Aim of the task: Find the lines containing the word "услуги" and copy every one of them.
----- Recorded data -----
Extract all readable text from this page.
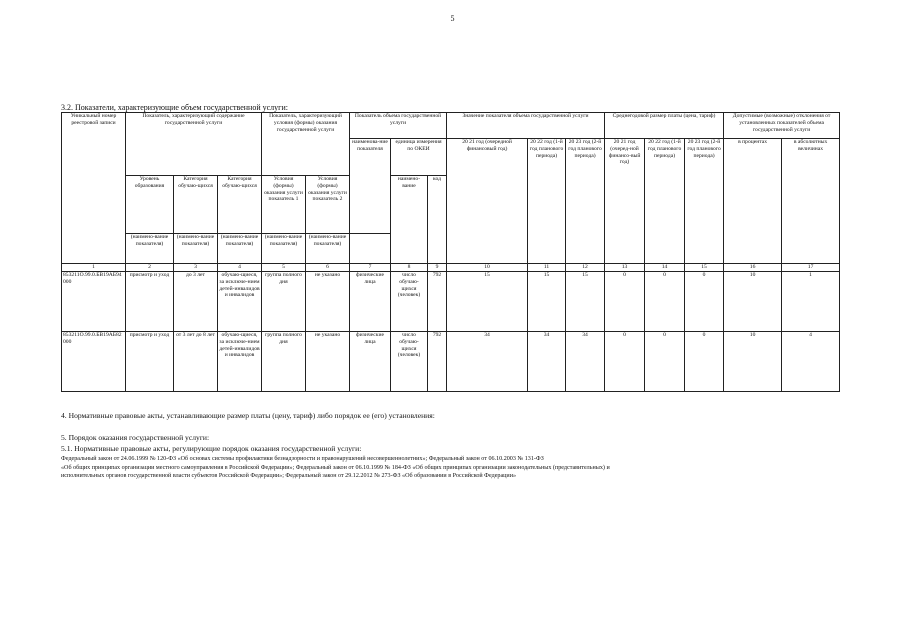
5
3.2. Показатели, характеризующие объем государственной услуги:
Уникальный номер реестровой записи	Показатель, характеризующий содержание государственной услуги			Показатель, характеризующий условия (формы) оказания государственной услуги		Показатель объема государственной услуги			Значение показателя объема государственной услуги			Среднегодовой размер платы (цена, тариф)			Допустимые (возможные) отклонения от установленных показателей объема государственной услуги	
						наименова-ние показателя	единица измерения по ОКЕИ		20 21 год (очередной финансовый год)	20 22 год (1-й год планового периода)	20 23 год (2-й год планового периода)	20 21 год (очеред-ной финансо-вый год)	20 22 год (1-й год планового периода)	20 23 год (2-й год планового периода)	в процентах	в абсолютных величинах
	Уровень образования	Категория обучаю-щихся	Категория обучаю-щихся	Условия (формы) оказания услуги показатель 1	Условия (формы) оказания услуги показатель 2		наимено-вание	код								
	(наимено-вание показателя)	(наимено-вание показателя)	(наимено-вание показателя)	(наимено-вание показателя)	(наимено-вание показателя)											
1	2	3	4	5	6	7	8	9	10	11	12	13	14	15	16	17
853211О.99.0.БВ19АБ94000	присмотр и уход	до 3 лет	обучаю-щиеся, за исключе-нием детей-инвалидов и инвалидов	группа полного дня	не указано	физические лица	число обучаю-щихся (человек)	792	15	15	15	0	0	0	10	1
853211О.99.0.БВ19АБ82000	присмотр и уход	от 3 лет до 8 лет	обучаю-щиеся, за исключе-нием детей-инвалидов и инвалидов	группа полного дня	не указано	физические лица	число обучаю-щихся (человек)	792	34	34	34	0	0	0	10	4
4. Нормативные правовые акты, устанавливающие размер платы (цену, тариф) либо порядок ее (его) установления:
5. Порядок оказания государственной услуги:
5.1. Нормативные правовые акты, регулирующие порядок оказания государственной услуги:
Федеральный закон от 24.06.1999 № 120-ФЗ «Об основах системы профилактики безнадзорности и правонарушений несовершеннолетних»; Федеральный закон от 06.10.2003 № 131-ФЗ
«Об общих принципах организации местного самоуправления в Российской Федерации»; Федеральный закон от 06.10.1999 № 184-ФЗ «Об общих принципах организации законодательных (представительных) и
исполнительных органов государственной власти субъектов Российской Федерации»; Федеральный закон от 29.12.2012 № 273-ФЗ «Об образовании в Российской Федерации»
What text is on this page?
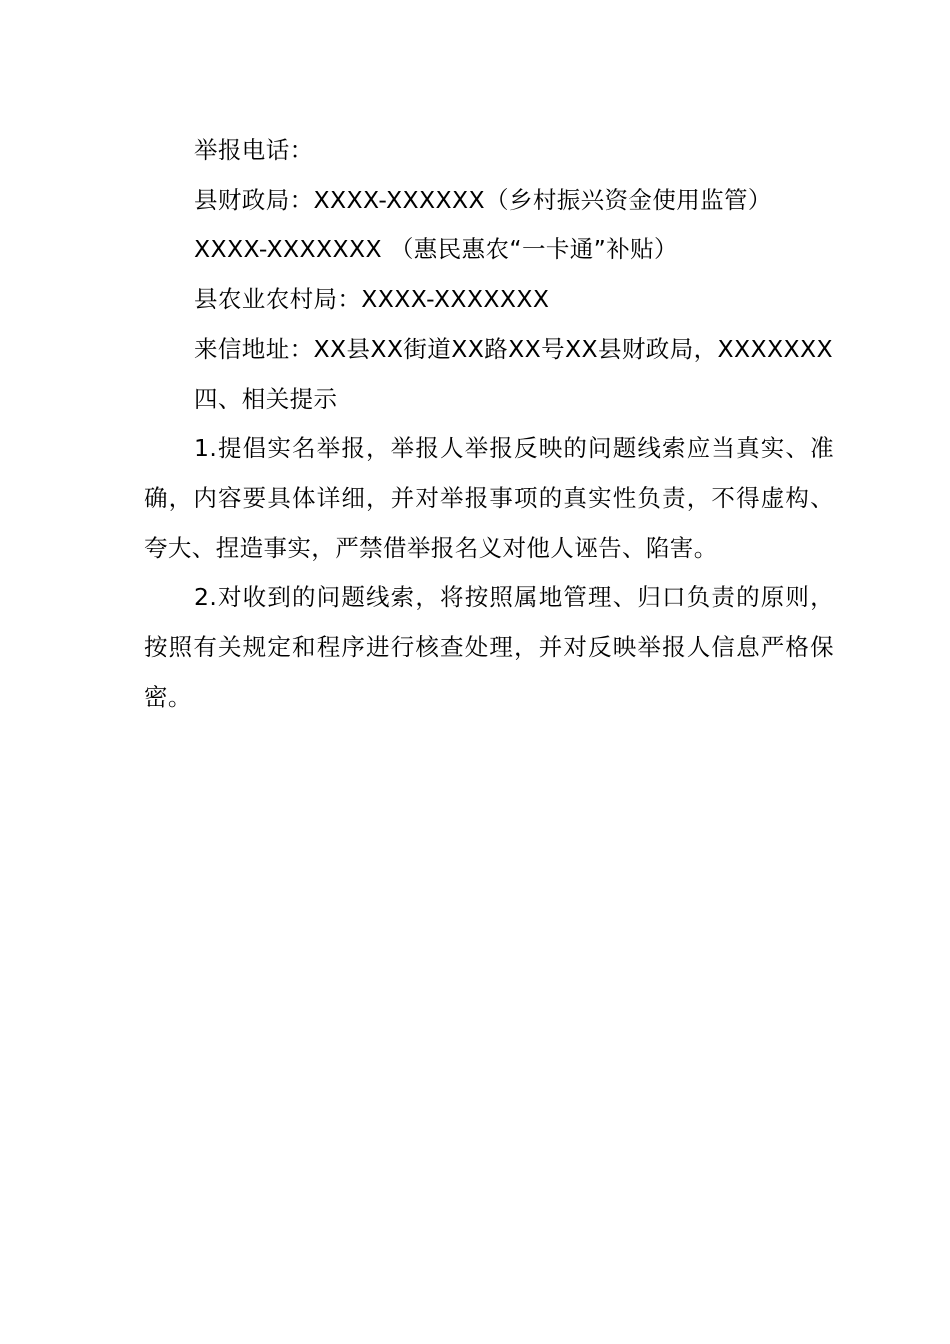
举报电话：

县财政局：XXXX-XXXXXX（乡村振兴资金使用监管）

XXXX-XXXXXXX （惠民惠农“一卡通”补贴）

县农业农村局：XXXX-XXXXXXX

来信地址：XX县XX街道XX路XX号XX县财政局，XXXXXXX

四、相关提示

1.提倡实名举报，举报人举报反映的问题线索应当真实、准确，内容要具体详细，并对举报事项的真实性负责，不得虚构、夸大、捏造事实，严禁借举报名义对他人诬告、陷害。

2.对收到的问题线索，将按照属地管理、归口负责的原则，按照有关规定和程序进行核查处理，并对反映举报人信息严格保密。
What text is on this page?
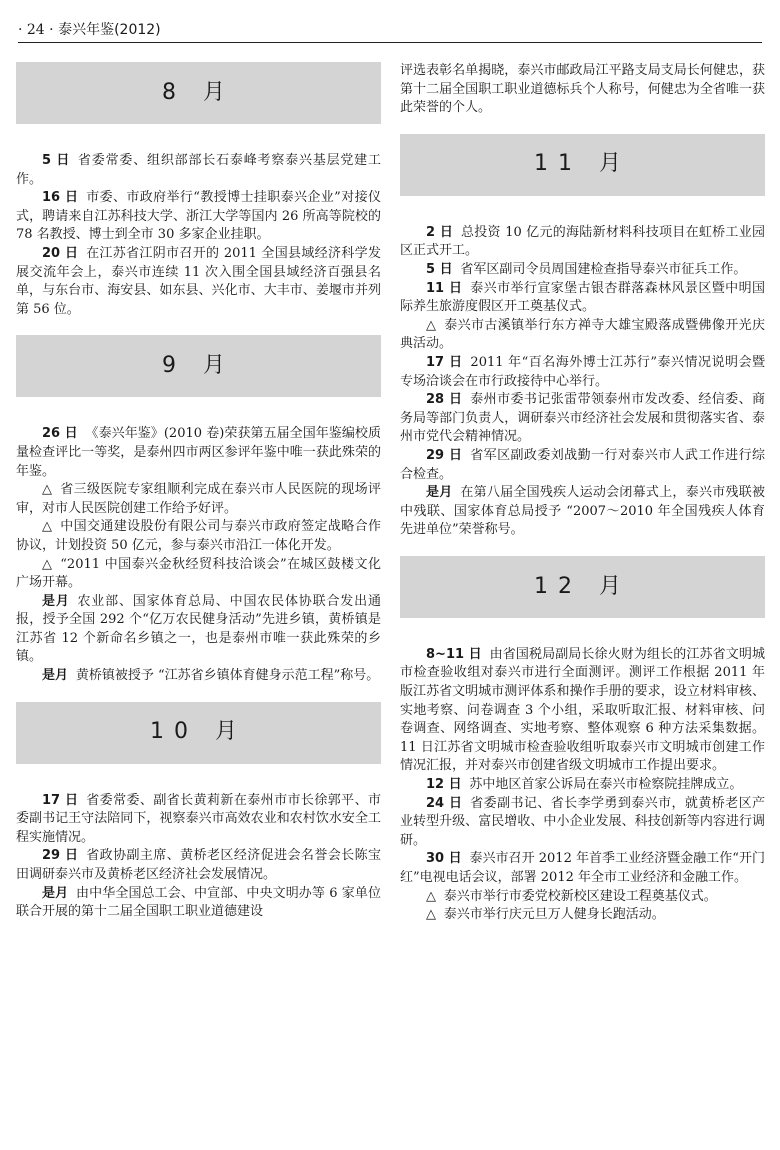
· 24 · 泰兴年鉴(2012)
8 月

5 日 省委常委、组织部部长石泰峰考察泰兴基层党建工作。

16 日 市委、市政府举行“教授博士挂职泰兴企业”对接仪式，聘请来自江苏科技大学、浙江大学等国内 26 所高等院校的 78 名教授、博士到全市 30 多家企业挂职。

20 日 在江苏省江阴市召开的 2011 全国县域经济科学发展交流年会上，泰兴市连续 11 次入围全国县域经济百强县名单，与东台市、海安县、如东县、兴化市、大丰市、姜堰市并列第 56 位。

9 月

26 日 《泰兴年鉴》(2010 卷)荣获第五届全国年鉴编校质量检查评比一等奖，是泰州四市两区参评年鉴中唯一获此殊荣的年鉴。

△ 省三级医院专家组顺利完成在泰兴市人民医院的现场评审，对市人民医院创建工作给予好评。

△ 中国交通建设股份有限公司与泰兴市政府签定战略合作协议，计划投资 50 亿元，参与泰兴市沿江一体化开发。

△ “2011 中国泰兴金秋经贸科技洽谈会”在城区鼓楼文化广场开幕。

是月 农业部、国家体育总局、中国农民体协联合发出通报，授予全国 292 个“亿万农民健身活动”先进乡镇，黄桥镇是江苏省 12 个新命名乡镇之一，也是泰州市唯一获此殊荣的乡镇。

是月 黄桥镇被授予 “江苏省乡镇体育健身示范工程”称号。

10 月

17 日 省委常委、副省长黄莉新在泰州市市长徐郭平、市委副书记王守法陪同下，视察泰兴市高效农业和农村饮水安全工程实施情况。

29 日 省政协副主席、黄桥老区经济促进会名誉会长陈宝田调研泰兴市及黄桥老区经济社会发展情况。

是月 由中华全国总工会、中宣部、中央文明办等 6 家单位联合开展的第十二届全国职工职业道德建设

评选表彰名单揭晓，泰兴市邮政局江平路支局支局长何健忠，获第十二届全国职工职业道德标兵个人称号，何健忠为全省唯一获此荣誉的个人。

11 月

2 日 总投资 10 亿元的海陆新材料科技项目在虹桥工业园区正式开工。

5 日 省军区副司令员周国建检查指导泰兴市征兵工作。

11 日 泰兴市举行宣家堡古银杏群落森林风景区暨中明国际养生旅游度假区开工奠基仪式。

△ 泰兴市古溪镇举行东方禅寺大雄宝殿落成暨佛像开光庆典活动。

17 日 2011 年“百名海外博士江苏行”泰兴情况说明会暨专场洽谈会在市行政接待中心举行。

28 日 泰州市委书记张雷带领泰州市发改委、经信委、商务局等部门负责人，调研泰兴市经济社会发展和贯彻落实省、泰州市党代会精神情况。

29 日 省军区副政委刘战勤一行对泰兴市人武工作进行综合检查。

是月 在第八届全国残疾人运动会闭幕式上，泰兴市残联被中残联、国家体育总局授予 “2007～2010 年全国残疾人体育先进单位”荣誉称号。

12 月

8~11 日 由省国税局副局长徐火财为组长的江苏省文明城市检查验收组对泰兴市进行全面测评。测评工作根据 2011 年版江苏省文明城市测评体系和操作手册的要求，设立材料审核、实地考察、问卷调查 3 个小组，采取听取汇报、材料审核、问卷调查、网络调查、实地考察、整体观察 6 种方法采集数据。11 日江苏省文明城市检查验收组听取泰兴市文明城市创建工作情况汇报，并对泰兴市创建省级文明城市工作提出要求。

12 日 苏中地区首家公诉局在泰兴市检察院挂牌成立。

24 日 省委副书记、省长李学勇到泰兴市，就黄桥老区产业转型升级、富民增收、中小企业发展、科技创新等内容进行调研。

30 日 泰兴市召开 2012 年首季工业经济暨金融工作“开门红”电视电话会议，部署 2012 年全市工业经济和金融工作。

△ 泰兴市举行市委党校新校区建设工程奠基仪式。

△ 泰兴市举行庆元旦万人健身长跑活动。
-----
Task response:
3.2. Показатели, характеризующие объем государственной услуги:
Уникальный номер реестровой записи	Показатель, характеризующий содержание государственной услуги			Показатель, характеризующий условия (формы) оказания государственной услуги		Показатель объема государственной услуги			Значение показателя объема государственной услуги			Среднегодовой размер платы (цена, тариф)			Допустимые (возможные) отклонения от установленных показателей объема государственной услуги	
	Уровень образования	Категория обучаю-щихся	Категория обучаю-щихся	Условия (формы) оказания услуги показатель 1	Условия (формы) оказания услуги показатель 2		наимено-вание	код								
5. Порядок оказания государственной услуги:
5.1. Нормативные правовые акты, регулирующие порядок оказания государственной услуги:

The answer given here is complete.